**DESCRIPTION OF THE TASK:**
Show every line where "JSON" occurs.

**PROVIDED RECORDS:**
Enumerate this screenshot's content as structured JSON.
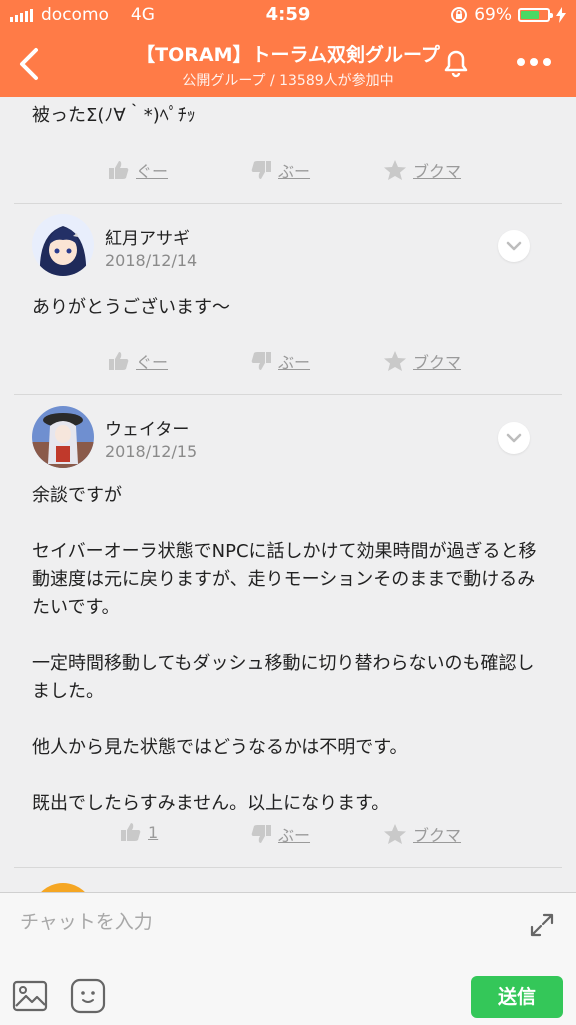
{
  "status_bar": {
    "carrier": "docomo",
    "network": "4G",
    "time": "4:59",
    "battery_percent_label": "69%",
    "battery_level": 0.69
  },
  "header": {
    "title": "【TORAM】トーラム双剣グループ",
    "subtitle": "公開グループ / 13589人が参加中"
  },
  "posts": [
    {
      "text": "被ったΣ(ﾉ∀｀*)ﾍﾟﾁｯ",
      "actions": {
        "like": "ぐー",
        "dislike": "ぶー",
        "bookmark": "ブクマ"
      }
    },
    {
      "author": "紅月アサギ",
      "date": "2018/12/14",
      "text": "ありがとうございます〜",
      "actions": {
        "like": "ぐー",
        "dislike": "ぶー",
        "bookmark": "ブクマ"
      }
    },
    {
      "author": "ウェイター",
      "date": "2018/12/15",
      "text": "余談ですが\n\nセイバーオーラ状態でNPCに話しかけて効果時間が過ぎると移動速度は元に戻りますが、走りモーションそのままで動けるみたいです。\n\n一定時間移動してもダッシュ移動に切り替わらないのも確認しました。\n\n他人から見た状態ではどうなるかは不明です。\n\n既出でしたらすみません。以上になります。",
      "actions": {
        "like": "1",
        "dislike": "ぶー",
        "bookmark": "ブクマ"
      }
    }
  ],
  "composer": {
    "placeholder": "チャットを入力",
    "send_label": "送信"
  },
  "colors": {
    "header_bg": "#ff7b47",
    "send_bg": "#34c759",
    "background": "#efeff0"
  }
}
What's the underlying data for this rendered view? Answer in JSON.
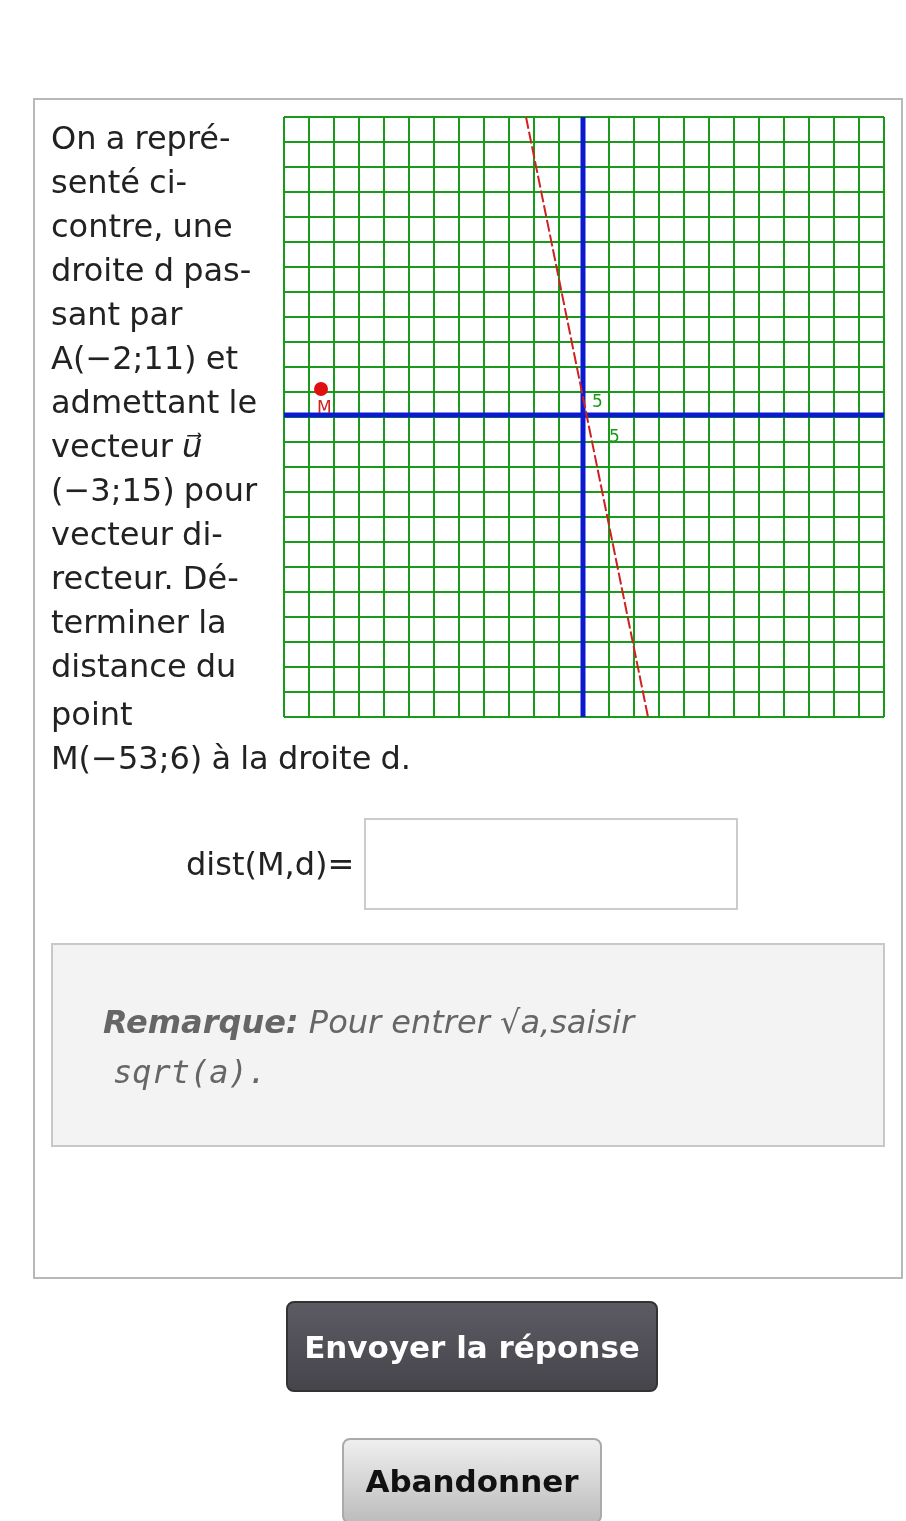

**ANSWER IN FULL:**
Enumerate this screenshot's content as structured JSON.
What's the underlying data for this rendered view? Answer in JSON.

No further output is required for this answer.